Figure record listings
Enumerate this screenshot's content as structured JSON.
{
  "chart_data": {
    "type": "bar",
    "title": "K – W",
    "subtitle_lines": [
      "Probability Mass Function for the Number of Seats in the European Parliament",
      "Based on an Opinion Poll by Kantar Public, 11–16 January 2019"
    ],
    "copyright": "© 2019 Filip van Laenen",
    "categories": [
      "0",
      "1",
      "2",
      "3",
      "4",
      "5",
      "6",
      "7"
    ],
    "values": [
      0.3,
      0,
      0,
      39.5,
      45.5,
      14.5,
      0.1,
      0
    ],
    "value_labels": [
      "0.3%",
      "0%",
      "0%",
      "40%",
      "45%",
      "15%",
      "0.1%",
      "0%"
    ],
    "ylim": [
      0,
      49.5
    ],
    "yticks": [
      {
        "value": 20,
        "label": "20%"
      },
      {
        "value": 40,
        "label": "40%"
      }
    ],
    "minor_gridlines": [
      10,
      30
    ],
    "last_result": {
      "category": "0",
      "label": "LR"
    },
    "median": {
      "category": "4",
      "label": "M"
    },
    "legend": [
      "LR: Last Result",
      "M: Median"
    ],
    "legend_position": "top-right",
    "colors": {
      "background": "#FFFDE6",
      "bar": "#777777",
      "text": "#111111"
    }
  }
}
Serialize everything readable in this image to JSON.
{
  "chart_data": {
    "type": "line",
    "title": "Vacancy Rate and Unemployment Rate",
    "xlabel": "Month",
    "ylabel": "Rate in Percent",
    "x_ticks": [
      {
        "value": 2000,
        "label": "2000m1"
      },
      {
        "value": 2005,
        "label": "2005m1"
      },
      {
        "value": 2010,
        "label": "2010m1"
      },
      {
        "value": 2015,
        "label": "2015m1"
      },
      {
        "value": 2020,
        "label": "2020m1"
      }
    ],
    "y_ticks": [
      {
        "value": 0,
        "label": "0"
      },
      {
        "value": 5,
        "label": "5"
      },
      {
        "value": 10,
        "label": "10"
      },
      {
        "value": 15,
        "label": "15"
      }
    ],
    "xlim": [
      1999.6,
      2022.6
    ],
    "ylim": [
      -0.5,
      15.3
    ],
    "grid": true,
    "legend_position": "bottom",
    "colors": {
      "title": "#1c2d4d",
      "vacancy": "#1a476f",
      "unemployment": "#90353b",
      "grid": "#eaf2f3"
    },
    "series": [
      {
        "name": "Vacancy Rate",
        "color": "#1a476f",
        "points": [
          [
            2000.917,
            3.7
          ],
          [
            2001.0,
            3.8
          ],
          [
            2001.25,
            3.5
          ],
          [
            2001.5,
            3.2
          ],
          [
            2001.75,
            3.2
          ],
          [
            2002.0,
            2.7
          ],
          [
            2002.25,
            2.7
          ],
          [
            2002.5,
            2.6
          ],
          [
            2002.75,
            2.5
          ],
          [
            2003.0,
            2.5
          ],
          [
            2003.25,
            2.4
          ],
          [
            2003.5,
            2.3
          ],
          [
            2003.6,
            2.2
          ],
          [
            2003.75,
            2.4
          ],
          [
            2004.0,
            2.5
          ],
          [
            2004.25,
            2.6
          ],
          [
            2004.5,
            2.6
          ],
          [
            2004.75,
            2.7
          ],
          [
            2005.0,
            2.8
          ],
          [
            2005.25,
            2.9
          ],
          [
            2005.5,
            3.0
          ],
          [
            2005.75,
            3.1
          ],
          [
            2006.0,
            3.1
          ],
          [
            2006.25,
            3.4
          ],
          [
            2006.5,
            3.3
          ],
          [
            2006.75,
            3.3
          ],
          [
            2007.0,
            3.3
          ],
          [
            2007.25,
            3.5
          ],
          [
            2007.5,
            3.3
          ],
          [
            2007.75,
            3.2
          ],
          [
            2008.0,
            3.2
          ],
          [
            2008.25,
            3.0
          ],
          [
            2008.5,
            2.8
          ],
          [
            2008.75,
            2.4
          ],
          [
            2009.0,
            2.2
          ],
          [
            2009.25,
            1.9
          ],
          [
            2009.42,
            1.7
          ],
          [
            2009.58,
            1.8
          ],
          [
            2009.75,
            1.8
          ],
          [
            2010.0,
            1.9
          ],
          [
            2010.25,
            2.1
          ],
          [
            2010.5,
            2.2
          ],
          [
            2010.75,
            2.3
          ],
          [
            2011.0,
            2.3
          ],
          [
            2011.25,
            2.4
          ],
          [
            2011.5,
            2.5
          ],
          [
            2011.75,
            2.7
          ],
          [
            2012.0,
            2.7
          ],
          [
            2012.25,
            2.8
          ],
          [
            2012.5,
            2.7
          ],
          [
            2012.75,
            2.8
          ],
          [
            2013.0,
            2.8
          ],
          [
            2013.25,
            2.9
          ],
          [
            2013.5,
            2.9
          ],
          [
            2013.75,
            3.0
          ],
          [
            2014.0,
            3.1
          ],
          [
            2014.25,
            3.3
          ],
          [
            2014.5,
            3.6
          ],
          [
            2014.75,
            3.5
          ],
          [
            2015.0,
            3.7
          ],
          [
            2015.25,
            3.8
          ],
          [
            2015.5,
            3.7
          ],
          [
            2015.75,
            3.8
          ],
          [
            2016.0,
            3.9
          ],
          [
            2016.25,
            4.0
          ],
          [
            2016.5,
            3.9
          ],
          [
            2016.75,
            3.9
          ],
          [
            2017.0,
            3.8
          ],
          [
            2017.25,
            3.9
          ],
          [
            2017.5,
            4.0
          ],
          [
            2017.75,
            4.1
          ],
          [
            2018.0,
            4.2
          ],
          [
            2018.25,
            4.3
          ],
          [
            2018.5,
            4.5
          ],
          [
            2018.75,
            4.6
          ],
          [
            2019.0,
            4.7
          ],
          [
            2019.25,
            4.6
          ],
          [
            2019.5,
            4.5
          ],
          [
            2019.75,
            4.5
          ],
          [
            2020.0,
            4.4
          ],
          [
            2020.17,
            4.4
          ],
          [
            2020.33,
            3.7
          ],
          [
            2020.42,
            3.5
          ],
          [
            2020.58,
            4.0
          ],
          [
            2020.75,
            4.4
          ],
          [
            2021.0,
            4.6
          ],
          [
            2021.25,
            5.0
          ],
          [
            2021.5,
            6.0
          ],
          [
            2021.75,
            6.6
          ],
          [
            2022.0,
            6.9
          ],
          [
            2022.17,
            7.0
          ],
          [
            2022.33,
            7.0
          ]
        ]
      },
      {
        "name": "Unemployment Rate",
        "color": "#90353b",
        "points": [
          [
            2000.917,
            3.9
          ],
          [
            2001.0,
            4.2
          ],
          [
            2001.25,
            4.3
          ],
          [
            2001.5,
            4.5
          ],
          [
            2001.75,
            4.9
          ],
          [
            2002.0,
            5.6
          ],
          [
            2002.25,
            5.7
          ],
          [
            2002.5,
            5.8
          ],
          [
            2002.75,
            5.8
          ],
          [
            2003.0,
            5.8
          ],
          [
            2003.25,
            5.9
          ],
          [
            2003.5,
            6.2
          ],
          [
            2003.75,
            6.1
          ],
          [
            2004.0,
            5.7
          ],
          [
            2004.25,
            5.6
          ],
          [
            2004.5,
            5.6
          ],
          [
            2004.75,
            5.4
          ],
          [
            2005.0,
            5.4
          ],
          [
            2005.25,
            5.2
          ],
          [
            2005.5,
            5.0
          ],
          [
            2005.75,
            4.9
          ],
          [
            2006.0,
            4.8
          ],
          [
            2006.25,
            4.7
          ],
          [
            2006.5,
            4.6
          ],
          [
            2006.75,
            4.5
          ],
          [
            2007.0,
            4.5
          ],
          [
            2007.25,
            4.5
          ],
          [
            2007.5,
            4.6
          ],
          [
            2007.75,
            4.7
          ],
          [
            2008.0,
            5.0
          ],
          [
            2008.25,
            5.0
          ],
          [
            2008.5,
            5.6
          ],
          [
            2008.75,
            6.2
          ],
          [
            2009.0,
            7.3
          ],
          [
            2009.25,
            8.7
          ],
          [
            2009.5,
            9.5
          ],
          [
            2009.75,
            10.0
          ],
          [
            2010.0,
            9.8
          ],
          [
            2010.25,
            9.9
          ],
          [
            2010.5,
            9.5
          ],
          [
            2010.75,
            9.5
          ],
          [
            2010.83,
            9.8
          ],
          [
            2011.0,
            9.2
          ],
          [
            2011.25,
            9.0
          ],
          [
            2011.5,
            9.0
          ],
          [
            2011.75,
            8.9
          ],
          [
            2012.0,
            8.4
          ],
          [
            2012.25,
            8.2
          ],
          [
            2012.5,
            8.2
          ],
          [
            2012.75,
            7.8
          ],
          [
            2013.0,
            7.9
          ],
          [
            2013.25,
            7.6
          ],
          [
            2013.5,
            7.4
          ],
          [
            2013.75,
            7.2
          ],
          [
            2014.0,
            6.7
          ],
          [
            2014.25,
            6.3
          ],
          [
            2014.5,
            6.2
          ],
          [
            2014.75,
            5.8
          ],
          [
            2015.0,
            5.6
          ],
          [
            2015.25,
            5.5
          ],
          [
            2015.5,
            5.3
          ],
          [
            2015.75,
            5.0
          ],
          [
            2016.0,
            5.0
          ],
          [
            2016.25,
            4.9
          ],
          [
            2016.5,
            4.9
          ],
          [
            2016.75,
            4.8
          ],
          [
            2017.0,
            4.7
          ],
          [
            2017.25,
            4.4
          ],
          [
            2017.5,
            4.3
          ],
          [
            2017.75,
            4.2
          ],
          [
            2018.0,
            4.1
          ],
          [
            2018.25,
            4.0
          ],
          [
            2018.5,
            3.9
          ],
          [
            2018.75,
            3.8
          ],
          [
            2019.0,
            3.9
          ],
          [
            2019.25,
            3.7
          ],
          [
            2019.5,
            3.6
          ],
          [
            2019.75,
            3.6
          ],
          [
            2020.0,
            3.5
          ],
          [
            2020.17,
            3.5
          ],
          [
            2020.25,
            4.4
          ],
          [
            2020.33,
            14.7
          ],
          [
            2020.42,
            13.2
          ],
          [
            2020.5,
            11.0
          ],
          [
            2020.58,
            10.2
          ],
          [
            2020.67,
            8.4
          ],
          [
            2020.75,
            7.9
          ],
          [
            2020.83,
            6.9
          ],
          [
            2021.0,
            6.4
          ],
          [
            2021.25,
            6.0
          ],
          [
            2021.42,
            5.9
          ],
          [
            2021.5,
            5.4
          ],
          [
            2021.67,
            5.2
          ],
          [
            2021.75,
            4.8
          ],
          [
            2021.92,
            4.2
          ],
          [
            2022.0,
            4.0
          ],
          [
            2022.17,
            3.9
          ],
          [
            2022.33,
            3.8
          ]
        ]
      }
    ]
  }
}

Stated goal
Copy whichever lines in the listing above contain the word "this".

Task response
Enumerate this screenshot's content as structured JSON.
Serialize everything readable in this image to JSON.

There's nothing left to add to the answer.